Records excerpted from a collection »
'''

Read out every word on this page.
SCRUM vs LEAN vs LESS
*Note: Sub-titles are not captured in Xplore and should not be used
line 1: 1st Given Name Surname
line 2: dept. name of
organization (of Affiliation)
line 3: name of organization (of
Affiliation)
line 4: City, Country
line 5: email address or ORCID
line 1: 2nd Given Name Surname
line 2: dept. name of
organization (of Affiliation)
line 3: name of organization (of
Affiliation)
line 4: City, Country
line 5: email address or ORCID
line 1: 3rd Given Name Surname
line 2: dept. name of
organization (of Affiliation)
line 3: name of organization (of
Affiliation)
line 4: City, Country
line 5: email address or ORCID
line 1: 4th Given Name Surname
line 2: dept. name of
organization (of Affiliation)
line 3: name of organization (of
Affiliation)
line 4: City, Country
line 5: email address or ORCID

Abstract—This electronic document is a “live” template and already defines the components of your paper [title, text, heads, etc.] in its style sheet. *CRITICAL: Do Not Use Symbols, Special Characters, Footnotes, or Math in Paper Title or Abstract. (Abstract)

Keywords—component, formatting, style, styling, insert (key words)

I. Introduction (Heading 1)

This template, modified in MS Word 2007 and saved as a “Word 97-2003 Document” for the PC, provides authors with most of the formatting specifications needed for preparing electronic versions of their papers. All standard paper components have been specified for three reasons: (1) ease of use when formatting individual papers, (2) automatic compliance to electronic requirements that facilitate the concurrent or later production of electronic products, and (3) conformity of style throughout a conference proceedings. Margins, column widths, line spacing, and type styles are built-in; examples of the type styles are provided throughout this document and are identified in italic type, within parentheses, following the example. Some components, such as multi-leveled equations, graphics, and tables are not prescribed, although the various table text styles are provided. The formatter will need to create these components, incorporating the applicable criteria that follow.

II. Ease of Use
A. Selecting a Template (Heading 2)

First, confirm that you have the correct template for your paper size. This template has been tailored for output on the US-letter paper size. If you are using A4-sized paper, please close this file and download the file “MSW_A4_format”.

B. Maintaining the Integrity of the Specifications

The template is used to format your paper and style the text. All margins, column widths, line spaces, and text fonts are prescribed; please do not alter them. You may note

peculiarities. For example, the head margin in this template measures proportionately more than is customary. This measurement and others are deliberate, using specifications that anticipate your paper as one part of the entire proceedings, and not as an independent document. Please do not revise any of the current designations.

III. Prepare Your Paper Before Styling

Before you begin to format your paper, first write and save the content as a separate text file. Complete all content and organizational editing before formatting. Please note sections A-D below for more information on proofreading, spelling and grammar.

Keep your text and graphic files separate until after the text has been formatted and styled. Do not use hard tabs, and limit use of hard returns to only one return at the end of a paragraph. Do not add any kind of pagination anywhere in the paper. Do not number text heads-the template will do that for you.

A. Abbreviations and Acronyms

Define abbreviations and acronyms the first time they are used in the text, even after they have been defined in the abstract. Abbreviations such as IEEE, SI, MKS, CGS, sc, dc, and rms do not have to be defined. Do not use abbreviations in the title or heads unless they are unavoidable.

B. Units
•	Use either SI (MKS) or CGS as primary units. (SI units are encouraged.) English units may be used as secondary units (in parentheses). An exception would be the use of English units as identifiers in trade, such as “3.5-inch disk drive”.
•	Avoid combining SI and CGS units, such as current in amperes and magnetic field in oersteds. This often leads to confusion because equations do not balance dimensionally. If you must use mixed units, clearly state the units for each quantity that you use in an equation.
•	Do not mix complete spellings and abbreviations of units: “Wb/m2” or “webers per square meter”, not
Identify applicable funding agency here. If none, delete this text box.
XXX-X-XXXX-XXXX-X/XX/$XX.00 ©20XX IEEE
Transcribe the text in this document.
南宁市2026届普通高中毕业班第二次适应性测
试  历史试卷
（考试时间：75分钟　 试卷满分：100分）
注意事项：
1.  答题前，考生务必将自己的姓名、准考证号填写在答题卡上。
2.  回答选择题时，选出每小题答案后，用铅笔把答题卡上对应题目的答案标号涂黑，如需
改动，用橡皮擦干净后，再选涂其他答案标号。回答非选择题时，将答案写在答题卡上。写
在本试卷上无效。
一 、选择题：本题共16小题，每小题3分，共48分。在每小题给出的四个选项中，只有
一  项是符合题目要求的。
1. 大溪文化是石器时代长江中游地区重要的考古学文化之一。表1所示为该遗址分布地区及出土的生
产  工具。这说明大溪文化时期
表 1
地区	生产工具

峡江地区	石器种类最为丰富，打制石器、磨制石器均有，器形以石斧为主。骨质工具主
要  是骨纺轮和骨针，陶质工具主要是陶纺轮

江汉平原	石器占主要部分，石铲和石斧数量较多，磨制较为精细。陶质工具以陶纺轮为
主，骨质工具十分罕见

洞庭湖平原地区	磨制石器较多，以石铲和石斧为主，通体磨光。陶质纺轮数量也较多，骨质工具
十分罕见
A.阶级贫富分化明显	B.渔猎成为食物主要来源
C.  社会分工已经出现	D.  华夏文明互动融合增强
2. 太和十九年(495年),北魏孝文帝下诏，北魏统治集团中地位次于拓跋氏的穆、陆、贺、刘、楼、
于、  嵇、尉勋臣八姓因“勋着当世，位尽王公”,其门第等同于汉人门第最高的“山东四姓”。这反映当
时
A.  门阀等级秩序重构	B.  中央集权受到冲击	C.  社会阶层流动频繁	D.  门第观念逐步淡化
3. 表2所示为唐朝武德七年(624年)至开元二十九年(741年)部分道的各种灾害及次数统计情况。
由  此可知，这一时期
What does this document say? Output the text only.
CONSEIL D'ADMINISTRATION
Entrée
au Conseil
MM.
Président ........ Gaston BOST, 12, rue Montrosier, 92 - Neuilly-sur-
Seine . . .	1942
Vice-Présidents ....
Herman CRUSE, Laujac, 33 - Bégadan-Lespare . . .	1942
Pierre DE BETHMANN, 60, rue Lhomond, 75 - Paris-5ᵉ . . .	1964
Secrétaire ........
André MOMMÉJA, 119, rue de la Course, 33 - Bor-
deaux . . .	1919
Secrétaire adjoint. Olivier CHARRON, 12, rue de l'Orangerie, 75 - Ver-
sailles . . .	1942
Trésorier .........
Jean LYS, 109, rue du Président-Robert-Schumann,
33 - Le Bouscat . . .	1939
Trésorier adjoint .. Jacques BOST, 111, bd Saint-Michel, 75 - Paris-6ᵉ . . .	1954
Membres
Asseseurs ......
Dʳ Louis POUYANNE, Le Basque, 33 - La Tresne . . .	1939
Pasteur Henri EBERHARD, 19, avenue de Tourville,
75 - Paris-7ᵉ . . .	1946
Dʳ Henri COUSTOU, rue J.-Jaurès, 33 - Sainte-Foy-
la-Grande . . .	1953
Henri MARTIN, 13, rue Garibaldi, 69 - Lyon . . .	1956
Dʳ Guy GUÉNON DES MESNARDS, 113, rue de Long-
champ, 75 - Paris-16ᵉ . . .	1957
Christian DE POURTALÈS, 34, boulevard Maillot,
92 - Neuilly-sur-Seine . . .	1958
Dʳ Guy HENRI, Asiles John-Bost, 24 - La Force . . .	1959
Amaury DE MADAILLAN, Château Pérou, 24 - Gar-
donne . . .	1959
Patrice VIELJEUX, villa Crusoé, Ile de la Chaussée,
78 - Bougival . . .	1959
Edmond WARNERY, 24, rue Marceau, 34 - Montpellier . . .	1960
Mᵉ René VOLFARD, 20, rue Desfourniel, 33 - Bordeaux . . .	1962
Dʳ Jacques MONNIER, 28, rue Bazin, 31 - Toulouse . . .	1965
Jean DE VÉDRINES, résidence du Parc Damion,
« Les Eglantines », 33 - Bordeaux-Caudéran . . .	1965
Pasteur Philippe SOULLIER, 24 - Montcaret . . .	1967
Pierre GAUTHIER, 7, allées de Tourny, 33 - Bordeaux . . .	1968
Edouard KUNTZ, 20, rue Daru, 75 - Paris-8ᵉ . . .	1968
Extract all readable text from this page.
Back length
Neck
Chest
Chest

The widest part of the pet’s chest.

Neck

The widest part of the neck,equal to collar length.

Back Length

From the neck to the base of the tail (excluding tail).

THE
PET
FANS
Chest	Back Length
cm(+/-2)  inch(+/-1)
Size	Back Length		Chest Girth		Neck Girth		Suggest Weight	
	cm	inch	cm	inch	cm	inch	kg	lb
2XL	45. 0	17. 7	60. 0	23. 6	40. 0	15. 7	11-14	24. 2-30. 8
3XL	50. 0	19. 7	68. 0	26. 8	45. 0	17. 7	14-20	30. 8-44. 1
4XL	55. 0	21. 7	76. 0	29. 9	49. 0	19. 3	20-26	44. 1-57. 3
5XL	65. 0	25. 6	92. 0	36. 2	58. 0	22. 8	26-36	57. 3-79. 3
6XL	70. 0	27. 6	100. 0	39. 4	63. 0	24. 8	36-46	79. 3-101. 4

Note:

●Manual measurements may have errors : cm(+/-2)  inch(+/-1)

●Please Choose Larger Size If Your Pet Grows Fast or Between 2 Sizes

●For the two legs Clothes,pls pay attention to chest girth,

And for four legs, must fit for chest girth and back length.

'''

What is required » Exactly reproduce the lines that run from the line with "Extract all readable text from this page." through the last line of the records, inclusive.

Answer to this problem »
Extract all readable text from this page.
Back length
Neck
Chest
Chest

The widest part of the pet’s chest.

Neck

The widest part of the neck,equal to collar length.

Back Length

From the neck to the base of the tail (excluding tail).

THE
PET
FANS
Chest	Back Length
cm(+/-2)  inch(+/-1)
Size	Back Length		Chest Girth		Neck Girth		Suggest Weight	
	cm	inch	cm	inch	cm	inch	kg	lb
2XL	45. 0	17. 7	60. 0	23. 6	40. 0	15. 7	11-14	24. 2-30. 8
3XL	50. 0	19. 7	68. 0	26. 8	45. 0	17. 7	14-20	30. 8-44. 1
4XL	55. 0	21. 7	76. 0	29. 9	49. 0	19. 3	20-26	44. 1-57. 3
5XL	65. 0	25. 6	92. 0	36. 2	58. 0	22. 8	26-36	57. 3-79. 3
6XL	70. 0	27. 6	100. 0	39. 4	63. 0	24. 8	36-46	79. 3-101. 4

Note:

●Manual measurements may have errors : cm(+/-2)  inch(+/-1)

●Please Choose Larger Size If Your Pet Grows Fast or Between 2 Sizes

●For the two legs Clothes,pls pay attention to chest girth,

And for four legs, must fit for chest girth and back length.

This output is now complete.